§ **To be done**
For the material that follows, list every line containing the word "甲方应当自解除合同通知送达之日起".

§ **Records for processing**
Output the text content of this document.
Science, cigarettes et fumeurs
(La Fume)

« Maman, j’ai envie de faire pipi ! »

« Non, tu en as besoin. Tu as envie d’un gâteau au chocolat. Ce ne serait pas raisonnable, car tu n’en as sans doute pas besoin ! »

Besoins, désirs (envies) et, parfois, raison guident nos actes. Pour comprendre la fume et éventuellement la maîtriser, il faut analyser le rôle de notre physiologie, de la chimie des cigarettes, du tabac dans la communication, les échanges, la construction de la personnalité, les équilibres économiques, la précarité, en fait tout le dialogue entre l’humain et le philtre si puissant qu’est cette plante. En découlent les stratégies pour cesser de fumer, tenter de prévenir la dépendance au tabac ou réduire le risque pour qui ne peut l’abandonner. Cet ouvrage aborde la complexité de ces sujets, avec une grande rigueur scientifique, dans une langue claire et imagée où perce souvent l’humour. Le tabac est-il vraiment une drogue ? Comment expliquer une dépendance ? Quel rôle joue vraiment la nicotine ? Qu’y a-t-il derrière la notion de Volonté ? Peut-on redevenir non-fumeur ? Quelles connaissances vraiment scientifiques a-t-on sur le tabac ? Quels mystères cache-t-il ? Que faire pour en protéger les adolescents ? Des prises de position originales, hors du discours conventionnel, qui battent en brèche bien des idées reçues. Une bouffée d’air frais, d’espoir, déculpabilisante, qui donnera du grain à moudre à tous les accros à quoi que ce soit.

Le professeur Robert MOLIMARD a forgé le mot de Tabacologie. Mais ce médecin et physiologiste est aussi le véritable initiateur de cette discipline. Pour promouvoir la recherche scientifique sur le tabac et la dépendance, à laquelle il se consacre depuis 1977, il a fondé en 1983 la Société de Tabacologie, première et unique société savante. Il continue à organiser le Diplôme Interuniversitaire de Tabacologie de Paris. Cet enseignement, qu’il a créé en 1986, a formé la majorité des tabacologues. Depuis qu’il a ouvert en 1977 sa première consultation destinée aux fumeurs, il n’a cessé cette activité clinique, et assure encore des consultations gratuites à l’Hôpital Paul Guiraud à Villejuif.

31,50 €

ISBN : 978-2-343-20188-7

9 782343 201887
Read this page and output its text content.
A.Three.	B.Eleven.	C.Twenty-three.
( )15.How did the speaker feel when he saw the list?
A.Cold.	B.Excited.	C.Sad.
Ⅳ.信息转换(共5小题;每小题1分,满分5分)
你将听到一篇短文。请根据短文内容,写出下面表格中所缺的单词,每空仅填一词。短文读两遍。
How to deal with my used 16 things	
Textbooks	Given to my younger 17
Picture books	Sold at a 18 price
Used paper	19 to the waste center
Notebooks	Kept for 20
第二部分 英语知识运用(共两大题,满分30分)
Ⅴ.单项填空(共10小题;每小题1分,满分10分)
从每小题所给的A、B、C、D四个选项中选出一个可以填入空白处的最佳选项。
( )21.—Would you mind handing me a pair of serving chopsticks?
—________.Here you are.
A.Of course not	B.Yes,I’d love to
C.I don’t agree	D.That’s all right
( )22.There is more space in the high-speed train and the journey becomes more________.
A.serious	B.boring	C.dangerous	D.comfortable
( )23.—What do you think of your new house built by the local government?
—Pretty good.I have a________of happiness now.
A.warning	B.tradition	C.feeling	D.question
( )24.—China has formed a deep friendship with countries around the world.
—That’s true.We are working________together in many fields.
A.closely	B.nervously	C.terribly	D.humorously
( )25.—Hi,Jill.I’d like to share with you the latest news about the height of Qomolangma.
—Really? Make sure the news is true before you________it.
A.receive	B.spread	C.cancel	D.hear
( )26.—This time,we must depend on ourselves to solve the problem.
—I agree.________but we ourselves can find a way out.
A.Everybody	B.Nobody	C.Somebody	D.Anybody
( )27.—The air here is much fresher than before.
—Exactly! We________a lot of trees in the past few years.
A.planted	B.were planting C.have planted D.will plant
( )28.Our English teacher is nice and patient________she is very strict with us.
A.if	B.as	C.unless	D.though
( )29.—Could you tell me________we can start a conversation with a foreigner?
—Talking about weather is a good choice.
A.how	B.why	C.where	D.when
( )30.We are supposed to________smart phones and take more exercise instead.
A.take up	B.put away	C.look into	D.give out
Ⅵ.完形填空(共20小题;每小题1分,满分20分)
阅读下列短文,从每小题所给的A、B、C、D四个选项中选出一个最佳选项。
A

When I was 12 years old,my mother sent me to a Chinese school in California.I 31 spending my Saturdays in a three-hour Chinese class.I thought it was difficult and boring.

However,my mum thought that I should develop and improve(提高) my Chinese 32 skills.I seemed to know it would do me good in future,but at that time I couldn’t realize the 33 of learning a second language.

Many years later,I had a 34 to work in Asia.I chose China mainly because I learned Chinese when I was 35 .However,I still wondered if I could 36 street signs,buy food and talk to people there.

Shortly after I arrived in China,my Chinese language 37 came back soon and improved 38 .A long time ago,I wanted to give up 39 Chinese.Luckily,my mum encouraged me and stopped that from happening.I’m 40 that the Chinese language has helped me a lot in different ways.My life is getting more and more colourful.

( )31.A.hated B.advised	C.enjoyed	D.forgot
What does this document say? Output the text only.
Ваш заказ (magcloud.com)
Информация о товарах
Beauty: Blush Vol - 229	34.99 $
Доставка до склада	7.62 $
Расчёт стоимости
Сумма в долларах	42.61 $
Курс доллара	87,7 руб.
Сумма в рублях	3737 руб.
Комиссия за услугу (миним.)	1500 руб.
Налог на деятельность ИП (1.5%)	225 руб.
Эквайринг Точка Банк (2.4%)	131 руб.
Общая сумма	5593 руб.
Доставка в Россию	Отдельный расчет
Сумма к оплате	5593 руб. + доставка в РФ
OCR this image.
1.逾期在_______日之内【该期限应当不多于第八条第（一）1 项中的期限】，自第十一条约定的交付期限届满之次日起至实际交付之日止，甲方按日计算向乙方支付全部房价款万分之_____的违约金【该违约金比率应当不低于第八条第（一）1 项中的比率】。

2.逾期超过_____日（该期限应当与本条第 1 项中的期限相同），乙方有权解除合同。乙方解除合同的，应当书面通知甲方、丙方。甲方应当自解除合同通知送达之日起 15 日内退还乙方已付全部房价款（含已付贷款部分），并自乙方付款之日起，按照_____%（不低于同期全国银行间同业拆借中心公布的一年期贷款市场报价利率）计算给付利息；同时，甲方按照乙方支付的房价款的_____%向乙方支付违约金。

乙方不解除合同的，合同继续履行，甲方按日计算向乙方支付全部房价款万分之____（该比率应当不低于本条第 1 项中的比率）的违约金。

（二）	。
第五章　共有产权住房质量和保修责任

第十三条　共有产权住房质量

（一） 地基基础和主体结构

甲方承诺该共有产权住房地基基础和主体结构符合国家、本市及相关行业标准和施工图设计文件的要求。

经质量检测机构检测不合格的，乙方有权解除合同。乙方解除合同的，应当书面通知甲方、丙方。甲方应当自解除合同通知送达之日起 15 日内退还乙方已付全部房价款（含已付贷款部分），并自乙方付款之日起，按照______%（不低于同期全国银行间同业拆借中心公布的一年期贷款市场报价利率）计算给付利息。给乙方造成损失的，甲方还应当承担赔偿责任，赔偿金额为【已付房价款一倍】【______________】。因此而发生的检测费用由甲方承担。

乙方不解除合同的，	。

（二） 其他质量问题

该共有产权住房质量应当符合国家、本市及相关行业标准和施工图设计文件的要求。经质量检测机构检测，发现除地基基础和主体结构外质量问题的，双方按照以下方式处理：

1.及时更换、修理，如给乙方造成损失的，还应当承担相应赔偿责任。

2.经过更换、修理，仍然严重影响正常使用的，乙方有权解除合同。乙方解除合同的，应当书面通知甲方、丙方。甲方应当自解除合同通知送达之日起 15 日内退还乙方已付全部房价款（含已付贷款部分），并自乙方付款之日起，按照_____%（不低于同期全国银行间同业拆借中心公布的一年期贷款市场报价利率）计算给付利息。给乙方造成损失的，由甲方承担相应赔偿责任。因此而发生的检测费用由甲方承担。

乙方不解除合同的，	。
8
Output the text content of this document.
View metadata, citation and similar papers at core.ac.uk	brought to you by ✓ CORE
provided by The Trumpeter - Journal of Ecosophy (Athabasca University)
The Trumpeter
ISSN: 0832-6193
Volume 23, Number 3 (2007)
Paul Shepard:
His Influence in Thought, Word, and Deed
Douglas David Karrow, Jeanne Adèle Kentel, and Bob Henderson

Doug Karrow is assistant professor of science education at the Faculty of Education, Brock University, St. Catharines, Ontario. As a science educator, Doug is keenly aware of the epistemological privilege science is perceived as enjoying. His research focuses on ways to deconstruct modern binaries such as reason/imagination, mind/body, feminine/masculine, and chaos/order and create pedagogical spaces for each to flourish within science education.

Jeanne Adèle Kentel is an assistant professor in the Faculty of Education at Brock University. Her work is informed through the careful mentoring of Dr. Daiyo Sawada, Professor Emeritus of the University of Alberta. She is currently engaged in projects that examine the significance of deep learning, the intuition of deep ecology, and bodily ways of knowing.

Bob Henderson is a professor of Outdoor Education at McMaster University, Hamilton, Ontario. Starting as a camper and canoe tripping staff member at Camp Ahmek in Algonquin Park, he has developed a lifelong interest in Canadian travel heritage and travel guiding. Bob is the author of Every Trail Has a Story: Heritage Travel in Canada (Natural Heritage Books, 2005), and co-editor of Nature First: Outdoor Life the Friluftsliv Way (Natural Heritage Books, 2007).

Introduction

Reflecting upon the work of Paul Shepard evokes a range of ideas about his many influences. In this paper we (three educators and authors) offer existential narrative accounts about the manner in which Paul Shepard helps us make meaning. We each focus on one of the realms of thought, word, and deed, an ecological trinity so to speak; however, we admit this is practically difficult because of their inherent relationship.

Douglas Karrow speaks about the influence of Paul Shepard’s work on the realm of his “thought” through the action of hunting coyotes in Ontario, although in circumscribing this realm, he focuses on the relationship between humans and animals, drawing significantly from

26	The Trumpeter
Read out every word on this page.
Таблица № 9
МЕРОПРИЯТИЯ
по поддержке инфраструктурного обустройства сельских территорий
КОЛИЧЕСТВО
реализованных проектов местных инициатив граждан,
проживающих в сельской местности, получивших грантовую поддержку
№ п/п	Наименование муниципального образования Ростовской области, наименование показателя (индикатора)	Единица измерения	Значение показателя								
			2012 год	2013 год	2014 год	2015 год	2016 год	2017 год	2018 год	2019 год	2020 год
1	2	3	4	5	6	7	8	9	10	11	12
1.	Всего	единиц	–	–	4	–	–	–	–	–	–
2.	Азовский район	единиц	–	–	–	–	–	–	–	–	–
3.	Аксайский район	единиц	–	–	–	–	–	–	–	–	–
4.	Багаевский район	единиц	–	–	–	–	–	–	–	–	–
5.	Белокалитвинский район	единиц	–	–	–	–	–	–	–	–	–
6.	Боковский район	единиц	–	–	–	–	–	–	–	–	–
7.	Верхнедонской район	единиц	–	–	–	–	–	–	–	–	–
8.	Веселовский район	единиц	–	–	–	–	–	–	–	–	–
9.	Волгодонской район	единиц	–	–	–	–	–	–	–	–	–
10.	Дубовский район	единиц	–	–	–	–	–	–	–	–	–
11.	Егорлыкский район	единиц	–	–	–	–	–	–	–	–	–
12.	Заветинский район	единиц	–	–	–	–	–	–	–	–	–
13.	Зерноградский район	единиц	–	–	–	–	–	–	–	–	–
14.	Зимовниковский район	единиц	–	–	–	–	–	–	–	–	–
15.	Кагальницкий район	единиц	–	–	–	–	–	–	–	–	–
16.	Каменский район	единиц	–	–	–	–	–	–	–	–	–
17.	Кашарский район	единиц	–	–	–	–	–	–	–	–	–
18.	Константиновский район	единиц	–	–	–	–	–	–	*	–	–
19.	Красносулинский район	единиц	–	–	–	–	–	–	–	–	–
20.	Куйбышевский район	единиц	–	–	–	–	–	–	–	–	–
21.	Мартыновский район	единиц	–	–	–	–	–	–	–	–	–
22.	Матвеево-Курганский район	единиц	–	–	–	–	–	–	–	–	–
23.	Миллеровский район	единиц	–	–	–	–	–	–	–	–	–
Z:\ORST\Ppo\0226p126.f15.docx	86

§ **Task response**
2.逾期超过_____日（该期限应当与本条第 1 项中的期限相同），乙方有权解除合同。乙方解除合同的，应当书面通知甲方、丙方。甲方应当自解除合同通知送达之日起 15 日内退还乙方已付全部房价款（含已付贷款部分），并自乙方付款之日起，按照_____%（不低于同期全国银行间同业拆借中心公布的一年期贷款市场报价利率）计算给付利息；同时，甲方按照乙方支付的房价款的_____%向乙方支付违约金。
经质量检测机构检测不合格的，乙方有权解除合同。乙方解除合同的，应当书面通知甲方、丙方。甲方应当自解除合同通知送达之日起 15 日内退还乙方已付全部房价款（含已付贷款部分），并自乙方付款之日起，按照______%（不低于同期全国银行间同业拆借中心公布的一年期贷款市场报价利率）计算给付利息。给乙方造成损失的，甲方还应当承担赔偿责任，赔偿金额为【已付房价款一倍】【______________】。因此而发生的检测费用由甲方承担。
2.经过更换、修理，仍然严重影响正常使用的，乙方有权解除合同。乙方解除合同的，应当书面通知甲方、丙方。甲方应当自解除合同通知送达之日起 15 日内退还乙方已付全部房价款（含已付贷款部分），并自乙方付款之日起，按照_____%（不低于同期全国银行间同业拆借中心公布的一年期贷款市场报价利率）计算给付利息。给乙方造成损失的，由甲方承担相应赔偿责任。因此而发生的检测费用由甲方承担。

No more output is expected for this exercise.